**WRITTEN PROBLEM**
Locate the lines of the listing below that hold "JSON", then copy each of them.

# start of GIVEN DATA

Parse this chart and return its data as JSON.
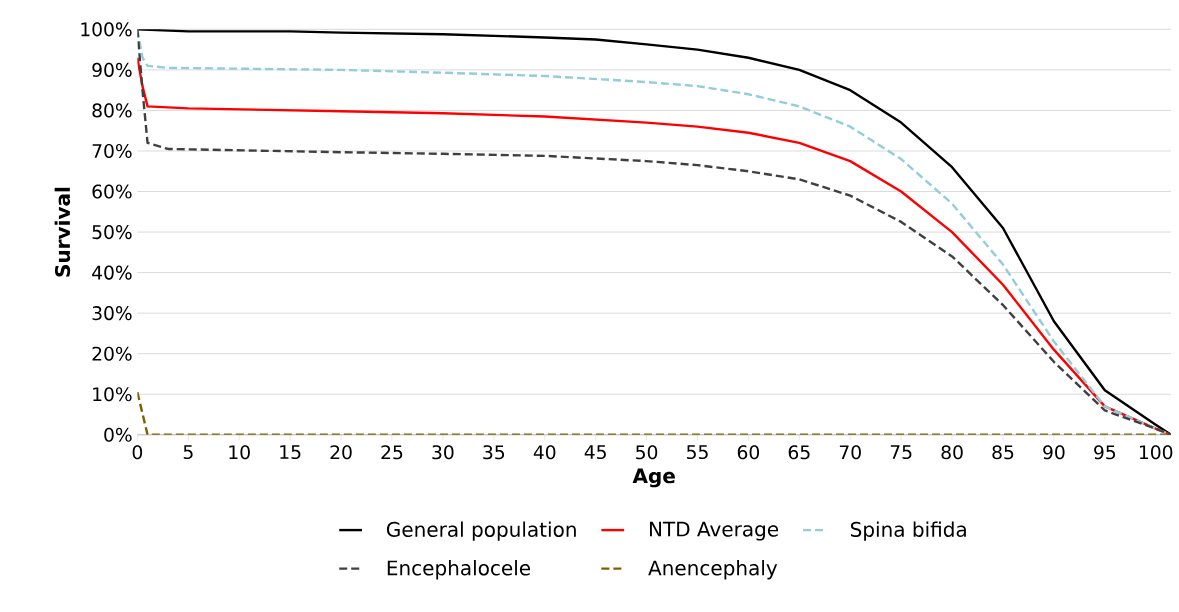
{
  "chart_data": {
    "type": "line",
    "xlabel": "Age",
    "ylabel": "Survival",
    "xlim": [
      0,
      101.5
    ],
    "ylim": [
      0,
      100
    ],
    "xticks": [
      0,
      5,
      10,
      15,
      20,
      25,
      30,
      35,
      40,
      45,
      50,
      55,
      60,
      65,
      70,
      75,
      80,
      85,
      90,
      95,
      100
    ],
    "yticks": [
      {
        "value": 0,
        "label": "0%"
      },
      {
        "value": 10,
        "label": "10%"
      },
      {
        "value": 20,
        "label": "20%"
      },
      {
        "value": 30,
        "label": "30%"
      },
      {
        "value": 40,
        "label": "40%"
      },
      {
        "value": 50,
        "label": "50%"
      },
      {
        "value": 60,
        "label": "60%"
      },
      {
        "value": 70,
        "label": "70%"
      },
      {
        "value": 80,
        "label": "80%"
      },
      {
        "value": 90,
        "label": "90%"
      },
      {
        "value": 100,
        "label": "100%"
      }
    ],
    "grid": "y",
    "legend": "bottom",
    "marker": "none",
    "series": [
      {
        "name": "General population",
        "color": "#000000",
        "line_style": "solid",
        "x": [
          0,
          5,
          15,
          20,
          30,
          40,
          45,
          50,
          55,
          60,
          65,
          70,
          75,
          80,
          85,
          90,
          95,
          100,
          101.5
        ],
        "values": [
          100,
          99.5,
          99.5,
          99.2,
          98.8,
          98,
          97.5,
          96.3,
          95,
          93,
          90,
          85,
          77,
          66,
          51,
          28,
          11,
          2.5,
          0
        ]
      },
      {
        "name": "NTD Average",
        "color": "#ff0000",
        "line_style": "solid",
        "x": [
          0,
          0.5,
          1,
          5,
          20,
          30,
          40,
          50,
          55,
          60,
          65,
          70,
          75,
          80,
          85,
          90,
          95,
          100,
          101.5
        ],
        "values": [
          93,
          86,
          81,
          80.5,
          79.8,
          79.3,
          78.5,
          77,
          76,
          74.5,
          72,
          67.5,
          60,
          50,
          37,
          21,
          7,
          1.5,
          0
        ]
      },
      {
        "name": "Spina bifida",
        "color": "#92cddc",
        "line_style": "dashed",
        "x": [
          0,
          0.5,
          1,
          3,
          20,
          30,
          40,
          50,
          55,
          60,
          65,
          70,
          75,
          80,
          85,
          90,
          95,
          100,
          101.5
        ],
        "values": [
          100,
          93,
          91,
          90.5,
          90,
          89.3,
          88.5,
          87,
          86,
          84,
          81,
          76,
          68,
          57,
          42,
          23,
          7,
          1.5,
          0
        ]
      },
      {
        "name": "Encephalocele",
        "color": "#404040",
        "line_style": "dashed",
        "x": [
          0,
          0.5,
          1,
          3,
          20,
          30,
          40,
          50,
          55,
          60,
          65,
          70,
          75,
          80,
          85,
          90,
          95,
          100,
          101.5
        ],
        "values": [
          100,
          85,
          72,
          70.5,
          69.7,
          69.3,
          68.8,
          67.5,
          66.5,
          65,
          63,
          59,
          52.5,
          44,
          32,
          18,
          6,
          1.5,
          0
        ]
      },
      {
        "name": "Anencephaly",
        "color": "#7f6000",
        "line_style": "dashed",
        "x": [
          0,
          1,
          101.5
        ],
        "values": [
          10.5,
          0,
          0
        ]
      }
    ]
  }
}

# end of GIVEN DATA
# start of GIVEN DATA

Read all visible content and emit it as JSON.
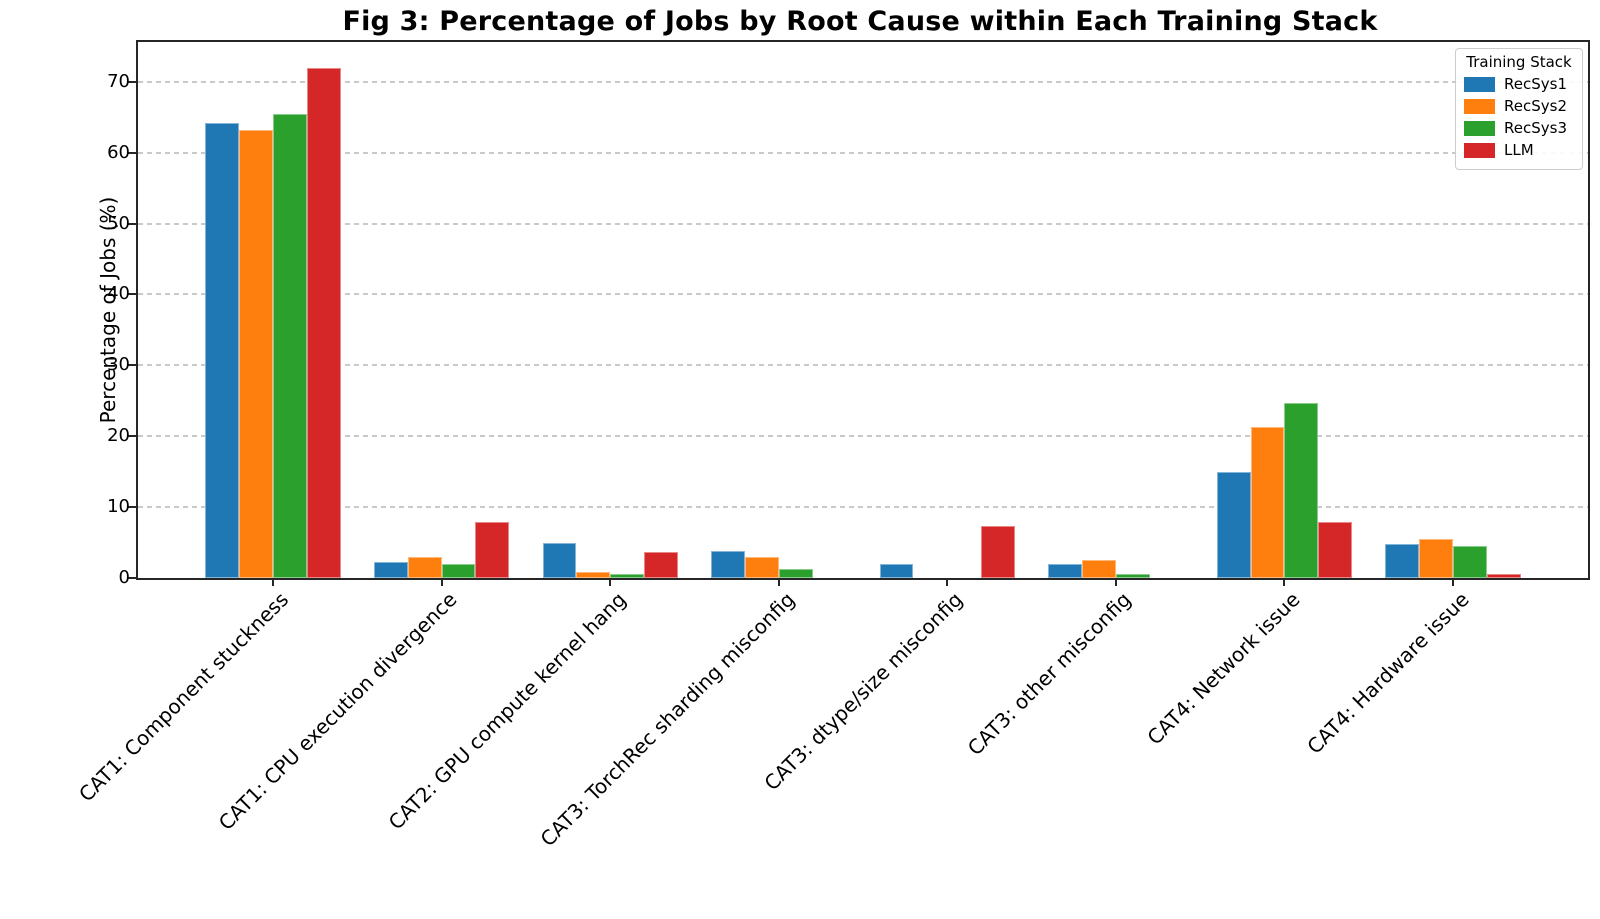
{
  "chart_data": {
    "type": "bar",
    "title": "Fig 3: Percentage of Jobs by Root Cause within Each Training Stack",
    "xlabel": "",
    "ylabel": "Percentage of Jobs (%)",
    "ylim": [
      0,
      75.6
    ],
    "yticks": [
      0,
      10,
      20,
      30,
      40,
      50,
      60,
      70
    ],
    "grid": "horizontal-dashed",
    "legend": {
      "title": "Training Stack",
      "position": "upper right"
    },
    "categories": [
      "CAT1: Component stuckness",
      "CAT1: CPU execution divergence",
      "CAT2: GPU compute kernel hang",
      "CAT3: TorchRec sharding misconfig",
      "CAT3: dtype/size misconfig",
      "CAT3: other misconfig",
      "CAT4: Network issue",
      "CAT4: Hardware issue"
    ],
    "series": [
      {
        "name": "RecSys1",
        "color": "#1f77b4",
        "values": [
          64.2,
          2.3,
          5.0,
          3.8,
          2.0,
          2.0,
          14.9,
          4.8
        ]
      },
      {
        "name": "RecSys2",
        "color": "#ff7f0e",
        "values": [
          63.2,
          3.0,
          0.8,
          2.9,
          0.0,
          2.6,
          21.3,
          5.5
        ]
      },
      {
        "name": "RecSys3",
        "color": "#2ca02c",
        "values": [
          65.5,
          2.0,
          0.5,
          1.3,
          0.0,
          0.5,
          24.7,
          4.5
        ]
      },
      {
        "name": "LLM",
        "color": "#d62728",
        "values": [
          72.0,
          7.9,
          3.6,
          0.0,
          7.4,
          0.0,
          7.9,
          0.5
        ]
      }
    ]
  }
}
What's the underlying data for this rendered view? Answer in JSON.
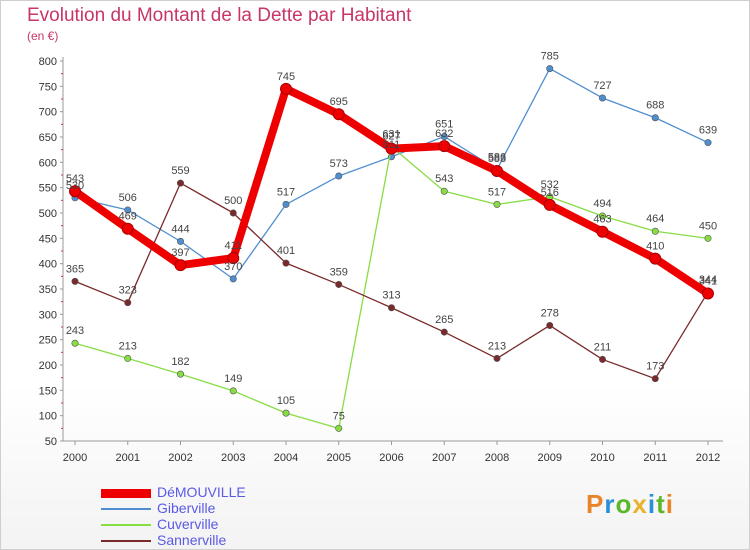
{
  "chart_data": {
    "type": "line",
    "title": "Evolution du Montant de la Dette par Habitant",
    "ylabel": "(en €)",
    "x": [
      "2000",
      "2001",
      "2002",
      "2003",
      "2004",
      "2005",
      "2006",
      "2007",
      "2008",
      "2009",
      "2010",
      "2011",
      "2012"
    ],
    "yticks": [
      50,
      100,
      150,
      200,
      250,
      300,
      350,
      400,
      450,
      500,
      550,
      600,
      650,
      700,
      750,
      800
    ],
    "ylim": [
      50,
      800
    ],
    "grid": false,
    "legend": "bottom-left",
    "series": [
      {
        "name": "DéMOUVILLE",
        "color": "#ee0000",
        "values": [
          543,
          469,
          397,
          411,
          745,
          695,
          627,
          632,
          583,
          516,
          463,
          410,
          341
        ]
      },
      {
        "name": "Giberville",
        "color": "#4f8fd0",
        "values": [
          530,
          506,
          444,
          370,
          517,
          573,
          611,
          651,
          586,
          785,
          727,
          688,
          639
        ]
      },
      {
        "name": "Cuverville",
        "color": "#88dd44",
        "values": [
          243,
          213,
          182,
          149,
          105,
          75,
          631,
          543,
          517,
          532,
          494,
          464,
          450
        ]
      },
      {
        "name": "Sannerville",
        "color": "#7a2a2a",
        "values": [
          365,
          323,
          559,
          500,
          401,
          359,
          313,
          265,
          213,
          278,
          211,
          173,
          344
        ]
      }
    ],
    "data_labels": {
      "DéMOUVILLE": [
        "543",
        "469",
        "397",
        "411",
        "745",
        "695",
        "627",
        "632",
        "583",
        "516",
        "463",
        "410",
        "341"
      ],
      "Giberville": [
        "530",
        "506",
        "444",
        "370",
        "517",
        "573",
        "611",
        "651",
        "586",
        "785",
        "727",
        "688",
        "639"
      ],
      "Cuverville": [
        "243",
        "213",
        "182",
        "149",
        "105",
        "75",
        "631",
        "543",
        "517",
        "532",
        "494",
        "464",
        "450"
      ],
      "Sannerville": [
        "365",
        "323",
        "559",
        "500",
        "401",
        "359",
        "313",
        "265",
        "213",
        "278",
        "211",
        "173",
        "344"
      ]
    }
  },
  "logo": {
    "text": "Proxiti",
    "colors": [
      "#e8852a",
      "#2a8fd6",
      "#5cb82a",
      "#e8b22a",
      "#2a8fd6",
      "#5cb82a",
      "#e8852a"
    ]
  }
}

# end of GIVEN DATA

**RESPONSE**
Parse this chart and return its data as JSON.
Read all visible content and emit it as JSON.
What's the underlying data for this rendered view? Answer in JSON.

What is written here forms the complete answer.